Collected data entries
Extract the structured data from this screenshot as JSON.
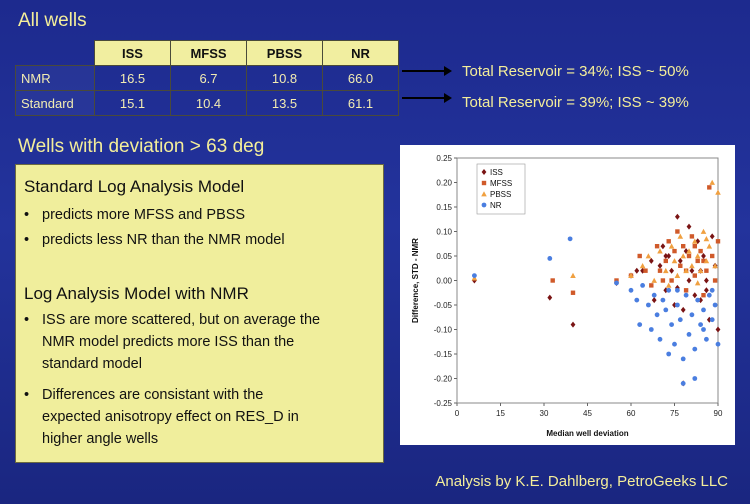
{
  "titles": {
    "all_wells": "All wells",
    "deviation": "Wells with deviation > 63 deg"
  },
  "table": {
    "headers": [
      "ISS",
      "MFSS",
      "PBSS",
      "NR"
    ],
    "rows": [
      {
        "label": "NMR",
        "values": [
          "16.5",
          "6.7",
          "10.8",
          "66.0"
        ]
      },
      {
        "label": "Standard",
        "values": [
          "15.1",
          "10.4",
          "13.5",
          "61.1"
        ]
      }
    ]
  },
  "results": [
    "Total Reservoir = 34%; ISS ~ 50%",
    "Total Reservoir = 39%; ISS ~ 39%"
  ],
  "text_box": {
    "heading1": "Standard Log Analysis Model",
    "bullets1": [
      "predicts more MFSS and PBSS",
      "predicts less NR than the NMR model"
    ],
    "heading2": "Log Analysis Model with NMR",
    "bullet2a_l1": "ISS are more scattered, but on average the",
    "bullet2a_l2": "NMR model predicts more ISS than the",
    "bullet2a_l3": "standard model",
    "bullet2b_l1": "Differences are consistant with the",
    "bullet2b_l2": "expected anisotropy effect on RES_D in",
    "bullet2b_l3": "higher angle wells"
  },
  "credit": "Analysis by K.E. Dahlberg, PetroGeeks LLC",
  "chart_data": {
    "type": "scatter",
    "xlabel": "Median well deviation",
    "ylabel": "Difference, STD - NMR",
    "xlim": [
      0,
      90
    ],
    "ylim": [
      -0.25,
      0.25
    ],
    "xticks": [
      0,
      15,
      30,
      45,
      60,
      75,
      90
    ],
    "yticks": [
      0.25,
      0.2,
      0.15,
      0.1,
      0.05,
      0.0,
      -0.05,
      -0.1,
      -0.15,
      -0.2,
      -0.25
    ],
    "ytick_labels": [
      "0.25",
      "0.20",
      "0.15",
      "0.10",
      "0.05",
      "0.00",
      "-0.05",
      "-0.10",
      "-0.15",
      "-0.20",
      "-0.25"
    ],
    "legend_position": "top-left",
    "grid": false,
    "series": [
      {
        "name": "ISS",
        "marker": "diamond",
        "color": "#7a1414",
        "points": [
          [
            6,
            0.0
          ],
          [
            32,
            -0.035
          ],
          [
            40,
            -0.09
          ],
          [
            55,
            -0.005
          ],
          [
            60,
            0.01
          ],
          [
            64,
            0.02
          ],
          [
            67,
            0.04
          ],
          [
            68,
            -0.04
          ],
          [
            70,
            0.03
          ],
          [
            71,
            0.07
          ],
          [
            72,
            -0.02
          ],
          [
            73,
            0.05
          ],
          [
            74,
            0.02
          ],
          [
            75,
            -0.05
          ],
          [
            76,
            0.13
          ],
          [
            77,
            0.04
          ],
          [
            78,
            -0.06
          ],
          [
            79,
            0.06
          ],
          [
            80,
            0.11
          ],
          [
            81,
            0.02
          ],
          [
            82,
            -0.03
          ],
          [
            83,
            0.08
          ],
          [
            84,
            -0.04
          ],
          [
            85,
            0.05
          ],
          [
            86,
            0.0
          ],
          [
            87,
            -0.08
          ],
          [
            88,
            0.09
          ],
          [
            89,
            0.03
          ],
          [
            90,
            -0.1
          ],
          [
            78,
            -0.21
          ],
          [
            80,
            0.0
          ],
          [
            84,
            0.02
          ],
          [
            72,
            0.05
          ],
          [
            86,
            -0.02
          ],
          [
            76,
            -0.015
          ],
          [
            62,
            0.02
          ]
        ]
      },
      {
        "name": "MFSS",
        "marker": "square",
        "color": "#d05a2a",
        "points": [
          [
            33,
            0.0
          ],
          [
            40,
            -0.025
          ],
          [
            55,
            0.0
          ],
          [
            60,
            0.01
          ],
          [
            63,
            0.05
          ],
          [
            65,
            0.02
          ],
          [
            67,
            -0.01
          ],
          [
            69,
            0.07
          ],
          [
            70,
            0.02
          ],
          [
            72,
            0.04
          ],
          [
            73,
            0.08
          ],
          [
            74,
            0.0
          ],
          [
            75,
            0.06
          ],
          [
            76,
            0.1
          ],
          [
            77,
            0.03
          ],
          [
            78,
            0.07
          ],
          [
            79,
            -0.02
          ],
          [
            80,
            0.05
          ],
          [
            81,
            0.09
          ],
          [
            82,
            0.01
          ],
          [
            83,
            0.04
          ],
          [
            84,
            0.06
          ],
          [
            85,
            -0.03
          ],
          [
            86,
            0.02
          ],
          [
            87,
            0.19
          ],
          [
            88,
            0.05
          ],
          [
            89,
            0.0
          ],
          [
            90,
            0.08
          ],
          [
            71,
            0.0
          ],
          [
            79,
            0.02
          ],
          [
            82,
            0.07
          ],
          [
            85,
            0.04
          ]
        ]
      },
      {
        "name": "PBSS",
        "marker": "triangle",
        "color": "#f0a040",
        "points": [
          [
            6,
            0.005
          ],
          [
            40,
            0.01
          ],
          [
            60,
            0.01
          ],
          [
            64,
            0.03
          ],
          [
            66,
            0.05
          ],
          [
            68,
            0.0
          ],
          [
            70,
            0.06
          ],
          [
            72,
            0.02
          ],
          [
            74,
            0.07
          ],
          [
            75,
            0.04
          ],
          [
            76,
            0.01
          ],
          [
            77,
            0.09
          ],
          [
            78,
            0.05
          ],
          [
            79,
            0.02
          ],
          [
            80,
            0.06
          ],
          [
            81,
            0.03
          ],
          [
            82,
            0.08
          ],
          [
            83,
            0.05
          ],
          [
            84,
            0.02
          ],
          [
            85,
            0.1
          ],
          [
            86,
            0.04
          ],
          [
            87,
            0.07
          ],
          [
            88,
            0.2
          ],
          [
            89,
            0.03
          ],
          [
            90,
            0.18
          ],
          [
            73,
            -0.01
          ],
          [
            83,
            -0.005
          ],
          [
            86,
            0.085
          ]
        ]
      },
      {
        "name": "NR",
        "marker": "circle",
        "color": "#4a7ee0",
        "points": [
          [
            6,
            0.01
          ],
          [
            32,
            0.045
          ],
          [
            39,
            0.085
          ],
          [
            55,
            -0.005
          ],
          [
            60,
            -0.02
          ],
          [
            62,
            -0.04
          ],
          [
            63,
            -0.09
          ],
          [
            64,
            -0.01
          ],
          [
            66,
            -0.05
          ],
          [
            67,
            -0.1
          ],
          [
            68,
            -0.03
          ],
          [
            69,
            -0.07
          ],
          [
            70,
            -0.12
          ],
          [
            71,
            -0.04
          ],
          [
            72,
            -0.06
          ],
          [
            73,
            -0.02
          ],
          [
            74,
            -0.09
          ],
          [
            75,
            -0.13
          ],
          [
            76,
            -0.05
          ],
          [
            77,
            -0.08
          ],
          [
            78,
            -0.16
          ],
          [
            79,
            -0.03
          ],
          [
            80,
            -0.11
          ],
          [
            81,
            -0.07
          ],
          [
            82,
            -0.14
          ],
          [
            83,
            -0.04
          ],
          [
            84,
            -0.09
          ],
          [
            85,
            -0.06
          ],
          [
            86,
            -0.12
          ],
          [
            87,
            -0.03
          ],
          [
            88,
            -0.08
          ],
          [
            89,
            -0.05
          ],
          [
            90,
            -0.13
          ],
          [
            78,
            -0.21
          ],
          [
            73,
            -0.15
          ],
          [
            82,
            -0.2
          ],
          [
            85,
            -0.1
          ],
          [
            76,
            -0.02
          ],
          [
            88,
            -0.02
          ]
        ]
      }
    ]
  }
}
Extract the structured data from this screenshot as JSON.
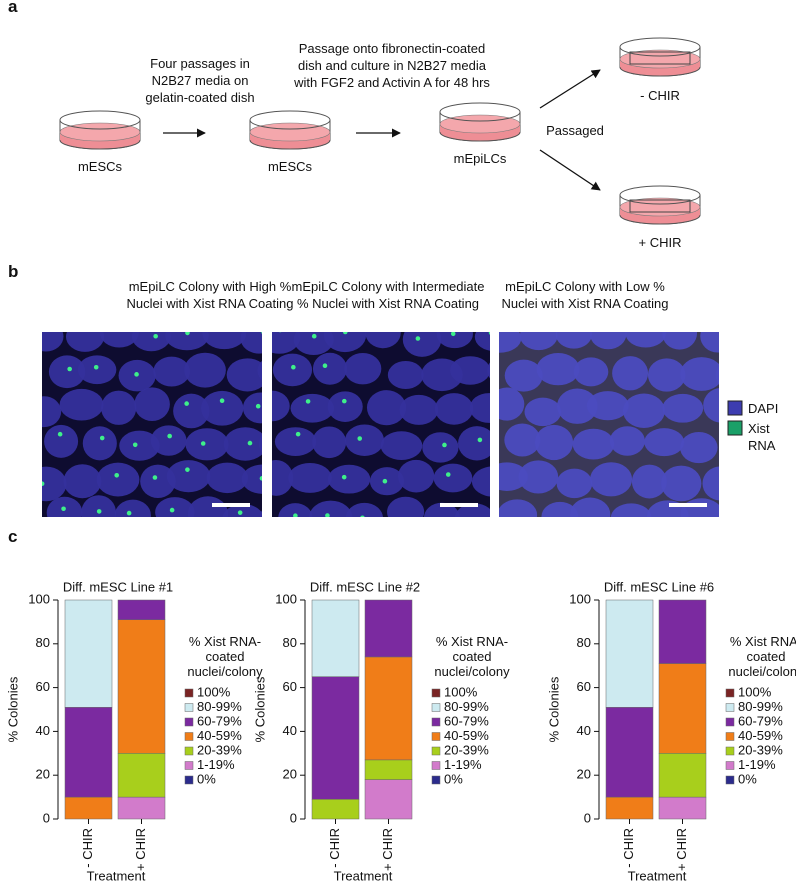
{
  "figure": {
    "panel_a": {
      "label": "a",
      "caption_1": "Four passages in N2B27 media on gelatin-coated dish",
      "caption_2": "Passage onto fibronectin-coated dish and culture in N2B27 media with FGF2 and Activin A for 48 hrs",
      "dish_1": "mESCs",
      "dish_2": "mESCs",
      "dish_3": "mEpiLCs",
      "branch": "Passaged",
      "dish_minus": "- CHIR",
      "dish_plus": "+ CHIR"
    },
    "panel_b": {
      "label": "b",
      "titles": [
        "mEpiLC Colony with High % Nuclei with Xist RNA Coating",
        "mEpiLC Colony with Intermediate % Nuclei with Xist RNA Coating",
        "mEpiLC Colony with Low % Nuclei with Xist RNA Coating"
      ],
      "legend": [
        "DAPI",
        "Xist RNA"
      ]
    },
    "panel_c": {
      "label": "c"
    }
  },
  "chart_data": [
    {
      "type": "bar",
      "stacked": true,
      "title": "Diff. mESC Line #1",
      "ylabel": "% Colonies",
      "xlabel": "Treatment",
      "legend_title": "% Xist RNA-coated nuclei/colony",
      "categories": [
        "- CHIR",
        "+ CHIR"
      ],
      "ylim": [
        0,
        100
      ],
      "yticks": [
        0,
        20,
        40,
        60,
        80,
        100
      ],
      "series": [
        {
          "name": "100%",
          "color": "#7a2424",
          "values": [
            0,
            0
          ]
        },
        {
          "name": "80-99%",
          "color": "#cdeaf0",
          "values": [
            49,
            0
          ]
        },
        {
          "name": "60-79%",
          "color": "#7b2aa0",
          "values": [
            41,
            9
          ]
        },
        {
          "name": "40-59%",
          "color": "#f07d18",
          "values": [
            10,
            61
          ]
        },
        {
          "name": "20-39%",
          "color": "#a8cf1c",
          "values": [
            0,
            20
          ]
        },
        {
          "name": "1-19%",
          "color": "#d27bcb",
          "values": [
            0,
            10
          ]
        },
        {
          "name": "0%",
          "color": "#2b2b8c",
          "values": [
            0,
            0
          ]
        }
      ]
    },
    {
      "type": "bar",
      "stacked": true,
      "title": "Diff. mESC Line #2",
      "ylabel": "% Colonies",
      "xlabel": "Treatment",
      "legend_title": "% Xist RNA-coated nuclei/colony",
      "categories": [
        "- CHIR",
        "+ CHIR"
      ],
      "ylim": [
        0,
        100
      ],
      "yticks": [
        0,
        20,
        40,
        60,
        80,
        100
      ],
      "series": [
        {
          "name": "100%",
          "color": "#7a2424",
          "values": [
            0,
            0
          ]
        },
        {
          "name": "80-99%",
          "color": "#cdeaf0",
          "values": [
            35,
            0
          ]
        },
        {
          "name": "60-79%",
          "color": "#7b2aa0",
          "values": [
            56,
            26
          ]
        },
        {
          "name": "40-59%",
          "color": "#f07d18",
          "values": [
            0,
            47
          ]
        },
        {
          "name": "20-39%",
          "color": "#a8cf1c",
          "values": [
            9,
            9
          ]
        },
        {
          "name": "1-19%",
          "color": "#d27bcb",
          "values": [
            0,
            18
          ]
        },
        {
          "name": "0%",
          "color": "#2b2b8c",
          "values": [
            0,
            0
          ]
        }
      ]
    },
    {
      "type": "bar",
      "stacked": true,
      "title": "Diff. mESC Line #6",
      "ylabel": "% Colonies",
      "xlabel": "Treatment",
      "legend_title": "% Xist RNA-coated nuclei/colony",
      "categories": [
        "- CHIR",
        "+ CHIR"
      ],
      "ylim": [
        0,
        100
      ],
      "yticks": [
        0,
        20,
        40,
        60,
        80,
        100
      ],
      "series": [
        {
          "name": "100%",
          "color": "#7a2424",
          "values": [
            0,
            0
          ]
        },
        {
          "name": "80-99%",
          "color": "#cdeaf0",
          "values": [
            49,
            0
          ]
        },
        {
          "name": "60-79%",
          "color": "#7b2aa0",
          "values": [
            41,
            29
          ]
        },
        {
          "name": "40-59%",
          "color": "#f07d18",
          "values": [
            10,
            41
          ]
        },
        {
          "name": "20-39%",
          "color": "#a8cf1c",
          "values": [
            0,
            20
          ]
        },
        {
          "name": "1-19%",
          "color": "#d27bcb",
          "values": [
            0,
            10
          ]
        },
        {
          "name": "0%",
          "color": "#2b2b8c",
          "values": [
            0,
            0
          ]
        }
      ]
    }
  ]
}
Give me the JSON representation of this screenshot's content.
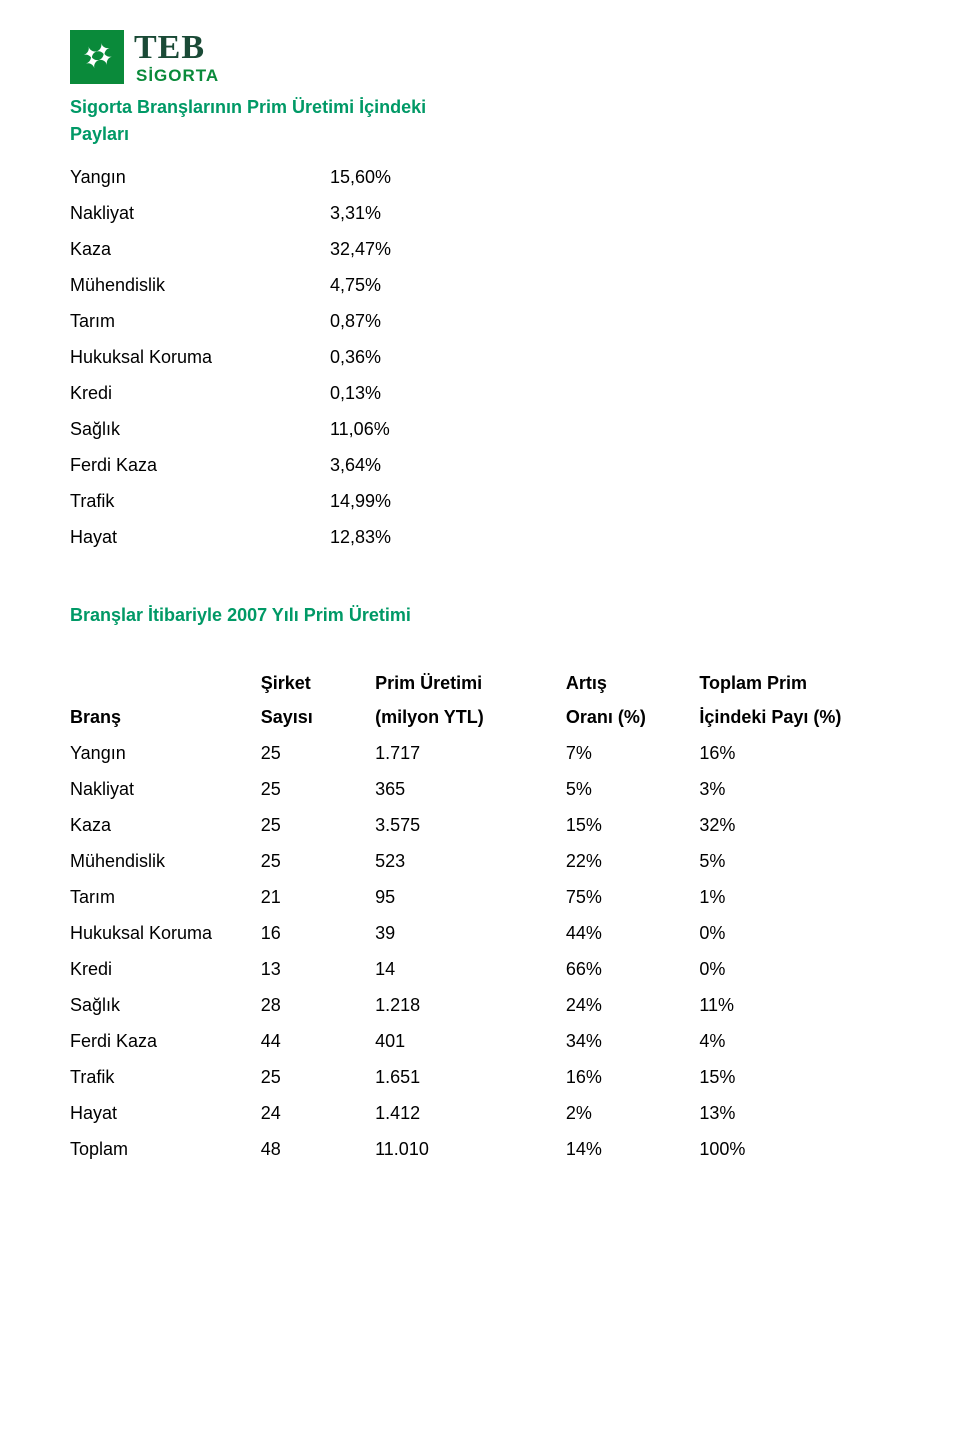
{
  "logo": {
    "teb": "TEB",
    "sigorta": "SİGORTA"
  },
  "section1": {
    "title_line1": "Sigorta Branşlarının Prim Üretimi İçindeki",
    "title_line2": "Payları",
    "rows": [
      {
        "label": "Yangın",
        "value": "15,60%"
      },
      {
        "label": "Nakliyat",
        "value": "3,31%"
      },
      {
        "label": "Kaza",
        "value": "32,47%"
      },
      {
        "label": "Mühendislik",
        "value": "4,75%"
      },
      {
        "label": "Tarım",
        "value": "0,87%"
      },
      {
        "label": "Hukuksal Koruma",
        "value": "0,36%"
      },
      {
        "label": "Kredi",
        "value": "0,13%"
      },
      {
        "label": "Sağlık",
        "value": "11,06%"
      },
      {
        "label": "Ferdi Kaza",
        "value": "3,64%"
      },
      {
        "label": "Trafik",
        "value": "14,99%"
      },
      {
        "label": "Hayat",
        "value": "12,83%"
      }
    ]
  },
  "section2": {
    "title": "Branşlar İtibariyle 2007 Yılı Prim Üretimi",
    "header": {
      "row1": {
        "brans": "",
        "sirket": "Şirket",
        "prim": "Prim Üretimi",
        "artis": "Artış",
        "toplam": "Toplam Prim"
      },
      "row2": {
        "brans": "Branş",
        "sirket": "Sayısı",
        "prim": "(milyon YTL)",
        "artis": "Oranı (%)",
        "toplam": "İçindeki Payı (%)"
      }
    },
    "rows": [
      {
        "brans": "Yangın",
        "sirket": "25",
        "prim": "1.717",
        "artis": "7%",
        "toplam": "16%"
      },
      {
        "brans": "Nakliyat",
        "sirket": "25",
        "prim": "365",
        "artis": "5%",
        "toplam": "3%"
      },
      {
        "brans": "Kaza",
        "sirket": "25",
        "prim": "3.575",
        "artis": "15%",
        "toplam": "32%"
      },
      {
        "brans": "Mühendislik",
        "sirket": "25",
        "prim": "523",
        "artis": "22%",
        "toplam": "5%"
      },
      {
        "brans": "Tarım",
        "sirket": "21",
        "prim": "95",
        "artis": "75%",
        "toplam": "1%"
      },
      {
        "brans": "Hukuksal Koruma",
        "sirket": "16",
        "prim": "39",
        "artis": "44%",
        "toplam": "0%"
      },
      {
        "brans": "Kredi",
        "sirket": "13",
        "prim": "14",
        "artis": "66%",
        "toplam": "0%"
      },
      {
        "brans": "Sağlık",
        "sirket": "28",
        "prim": "1.218",
        "artis": "24%",
        "toplam": "11%"
      },
      {
        "brans": "Ferdi Kaza",
        "sirket": "44",
        "prim": "401",
        "artis": "34%",
        "toplam": "4%"
      },
      {
        "brans": "Trafik",
        "sirket": "25",
        "prim": "1.651",
        "artis": "16%",
        "toplam": "15%"
      },
      {
        "brans": "Hayat",
        "sirket": "24",
        "prim": "1.412",
        "artis": "2%",
        "toplam": "13%"
      },
      {
        "brans": "Toplam",
        "sirket": "48",
        "prim": "11.010",
        "artis": "14%",
        "toplam": "100%"
      }
    ]
  },
  "colors": {
    "heading": "#009966",
    "text": "#000000",
    "logo_green": "#0a8a3a",
    "logo_dark": "#1a4a36",
    "background": "#ffffff"
  },
  "typography": {
    "body_fontsize_pt": 14,
    "heading_fontsize_pt": 14,
    "font_family": "Arial"
  }
}
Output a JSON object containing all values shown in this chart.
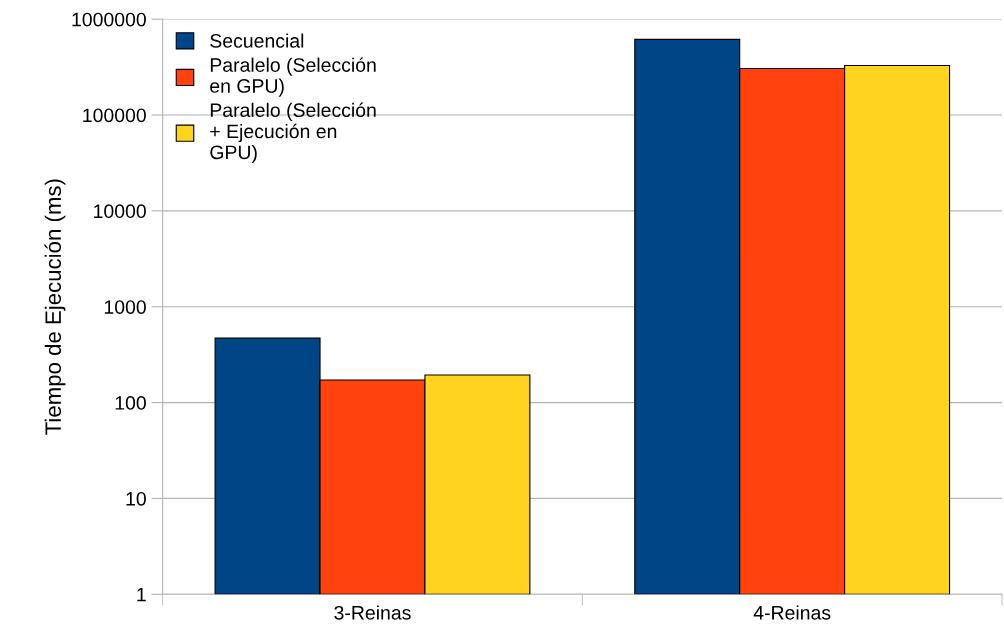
{
  "chart_data": {
    "type": "bar",
    "ylabel": "Tiempo de Ejecución (ms)",
    "log": "y",
    "categories": [
      "3-Reinas",
      "4-Reinas"
    ],
    "series": [
      {
        "name": "Secuencial",
        "color": "#004586",
        "values": [
          470,
          615000
        ]
      },
      {
        "name": "Paralelo (Selección\nen GPU)",
        "color": "#ff420e",
        "values": [
          172,
          306000
        ]
      },
      {
        "name": "Paralelo (Selección\n+ Ejecución en\nGPU)",
        "color": "#ffd320",
        "values": [
          194,
          329000
        ]
      }
    ],
    "ylim": [
      1,
      1000000
    ],
    "yticks": [
      1,
      10,
      100,
      1000,
      10000,
      100000,
      1000000
    ],
    "grid": "y",
    "legend": "top left"
  }
}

SET EXERCISE:
Set down exactly, from the line that contains "Output a JSON" through the last line of the data, each line as it stands, and leave the pictures out.

RESPONSE BELOW:
Output a JSON object containing all values shown in this chart.
{
  "chart_data": {
    "type": "bar",
    "ylabel": "Tiempo de Ejecución (ms)",
    "log": "y",
    "categories": [
      "3-Reinas",
      "4-Reinas"
    ],
    "series": [
      {
        "name": "Secuencial",
        "color": "#004586",
        "values": [
          470,
          615000
        ]
      },
      {
        "name": "Paralelo (Selección\nen GPU)",
        "color": "#ff420e",
        "values": [
          172,
          306000
        ]
      },
      {
        "name": "Paralelo (Selección\n+ Ejecución en\nGPU)",
        "color": "#ffd320",
        "values": [
          194,
          329000
        ]
      }
    ],
    "ylim": [
      1,
      1000000
    ],
    "yticks": [
      1,
      10,
      100,
      1000,
      10000,
      100000,
      1000000
    ],
    "grid": "y",
    "legend": "top left"
  }
}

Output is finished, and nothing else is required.